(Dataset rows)
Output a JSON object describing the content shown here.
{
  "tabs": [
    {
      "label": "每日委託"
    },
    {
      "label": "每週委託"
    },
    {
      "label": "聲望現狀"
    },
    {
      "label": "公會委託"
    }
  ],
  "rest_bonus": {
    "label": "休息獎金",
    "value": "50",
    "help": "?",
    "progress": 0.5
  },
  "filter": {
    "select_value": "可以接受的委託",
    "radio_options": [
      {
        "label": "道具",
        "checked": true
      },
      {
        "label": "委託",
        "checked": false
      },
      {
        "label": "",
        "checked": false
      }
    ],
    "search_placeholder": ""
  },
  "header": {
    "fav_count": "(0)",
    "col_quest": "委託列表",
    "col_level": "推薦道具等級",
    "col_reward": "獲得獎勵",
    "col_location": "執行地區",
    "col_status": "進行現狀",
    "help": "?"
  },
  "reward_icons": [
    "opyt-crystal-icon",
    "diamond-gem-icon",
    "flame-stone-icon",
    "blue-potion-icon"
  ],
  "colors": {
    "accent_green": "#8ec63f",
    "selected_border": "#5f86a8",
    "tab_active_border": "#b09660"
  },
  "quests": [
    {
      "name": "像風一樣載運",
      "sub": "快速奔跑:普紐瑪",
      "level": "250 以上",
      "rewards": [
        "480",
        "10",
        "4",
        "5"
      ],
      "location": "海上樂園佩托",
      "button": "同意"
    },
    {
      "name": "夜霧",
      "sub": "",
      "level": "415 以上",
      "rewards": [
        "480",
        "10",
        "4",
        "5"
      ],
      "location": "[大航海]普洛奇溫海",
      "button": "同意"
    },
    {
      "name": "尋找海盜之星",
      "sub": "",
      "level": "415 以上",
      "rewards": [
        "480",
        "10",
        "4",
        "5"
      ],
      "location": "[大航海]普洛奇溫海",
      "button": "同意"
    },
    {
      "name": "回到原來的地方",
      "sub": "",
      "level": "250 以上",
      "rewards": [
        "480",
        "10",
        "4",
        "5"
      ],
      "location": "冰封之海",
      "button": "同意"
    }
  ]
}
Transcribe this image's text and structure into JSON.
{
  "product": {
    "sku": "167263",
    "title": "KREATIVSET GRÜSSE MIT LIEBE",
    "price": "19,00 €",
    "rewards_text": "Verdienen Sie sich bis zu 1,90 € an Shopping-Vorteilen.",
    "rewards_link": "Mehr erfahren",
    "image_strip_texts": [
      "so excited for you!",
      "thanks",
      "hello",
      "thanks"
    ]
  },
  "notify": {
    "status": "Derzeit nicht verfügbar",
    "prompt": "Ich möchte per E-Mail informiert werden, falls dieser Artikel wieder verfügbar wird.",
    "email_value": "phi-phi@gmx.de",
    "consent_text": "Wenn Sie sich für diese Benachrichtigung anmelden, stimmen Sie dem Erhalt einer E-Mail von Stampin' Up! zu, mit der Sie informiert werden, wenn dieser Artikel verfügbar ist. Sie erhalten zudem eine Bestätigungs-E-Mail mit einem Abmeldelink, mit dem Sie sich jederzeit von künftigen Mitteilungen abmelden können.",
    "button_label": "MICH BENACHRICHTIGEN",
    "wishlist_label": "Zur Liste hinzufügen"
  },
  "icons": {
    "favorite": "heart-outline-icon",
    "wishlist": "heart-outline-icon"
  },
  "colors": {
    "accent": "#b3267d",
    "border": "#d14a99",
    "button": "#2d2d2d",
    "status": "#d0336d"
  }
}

● **Written exercise**
Retype the whole listing, matching it exactly.

● **Expected output**
Output a JSON object describing the content shown here.
{
  "tabs": [
    {
      "label": "每日委託"
    },
    {
      "label": "每週委託"
    },
    {
      "label": "聲望現狀"
    },
    {
      "label": "公會委託"
    }
  ],
  "rest_bonus": {
    "label": "休息獎金",
    "value": "50",
    "help": "?",
    "progress": 0.5
  },
  "filter": {
    "select_value": "可以接受的委託",
    "radio_options": [
      {
        "label": "道具",
        "checked": true
      },
      {
        "label": "委託",
        "checked": false
      },
      {
        "label": "",
        "checked": false
      }
    ],
    "search_placeholder": ""
  },
  "header": {
    "fav_count": "(0)",
    "col_quest": "委託列表",
    "col_level": "推薦道具等級",
    "col_reward": "獲得獎勵",
    "col_location": "執行地區",
    "col_status": "進行現狀",
    "help": "?"
  },
  "reward_icons": [
    "opyt-crystal-icon",
    "diamond-gem-icon",
    "flame-stone-icon",
    "blue-potion-icon"
  ],
  "colors": {
    "accent_green": "#8ec63f",
    "selected_border": "#5f86a8",
    "tab_active_border": "#b09660"
  },
  "quests": [
    {
      "name": "像風一樣載運",
      "sub": "快速奔跑:普紐瑪",
      "level": "250 以上",
      "rewards": [
        "480",
        "10",
        "4",
        "5"
      ],
      "location": "海上樂園佩托",
      "button": "同意"
    },
    {
      "name": "夜霧",
      "sub": "",
      "level": "415 以上",
      "rewards": [
        "480",
        "10",
        "4",
        "5"
      ],
      "location": "[大航海]普洛奇溫海",
      "button": "同意"
    },
    {
      "name": "尋找海盜之星",
      "sub": "",
      "level": "415 以上",
      "rewards": [
        "480",
        "10",
        "4",
        "5"
      ],
      "location": "[大航海]普洛奇溫海",
      "button": "同意"
    },
    {
      "name": "回到原來的地方",
      "sub": "",
      "level": "250 以上",
      "rewards": [
        "480",
        "10",
        "4",
        "5"
      ],
      "location": "冰封之海",
      "button": "同意"
    }
  ]
}
Transcribe this image's text and structure into JSON.
{
  "product": {
    "sku": "167263",
    "title": "KREATIVSET GRÜSSE MIT LIEBE",
    "price": "19,00 €",
    "rewards_text": "Verdienen Sie sich bis zu 1,90 € an Shopping-Vorteilen.",
    "rewards_link": "Mehr erfahren",
    "image_strip_texts": [
      "so excited for you!",
      "thanks",
      "hello",
      "thanks"
    ]
  },
  "notify": {
    "status": "Derzeit nicht verfügbar",
    "prompt": "Ich möchte per E-Mail informiert werden, falls dieser Artikel wieder verfügbar wird.",
    "email_value": "phi-phi@gmx.de",
    "consent_text": "Wenn Sie sich für diese Benachrichtigung anmelden, stimmen Sie dem Erhalt einer E-Mail von Stampin' Up! zu, mit der Sie informiert werden, wenn dieser Artikel verfügbar ist. Sie erhalten zudem eine Bestätigungs-E-Mail mit einem Abmeldelink, mit dem Sie sich jederzeit von künftigen Mitteilungen abmelden können.",
    "button_label": "MICH BENACHRICHTIGEN",
    "wishlist_label": "Zur Liste hinzufügen"
  },
  "icons": {
    "favorite": "heart-outline-icon",
    "wishlist": "heart-outline-icon"
  },
  "colors": {
    "accent": "#b3267d",
    "border": "#d14a99",
    "button": "#2d2d2d",
    "status": "#d0336d"
  }
}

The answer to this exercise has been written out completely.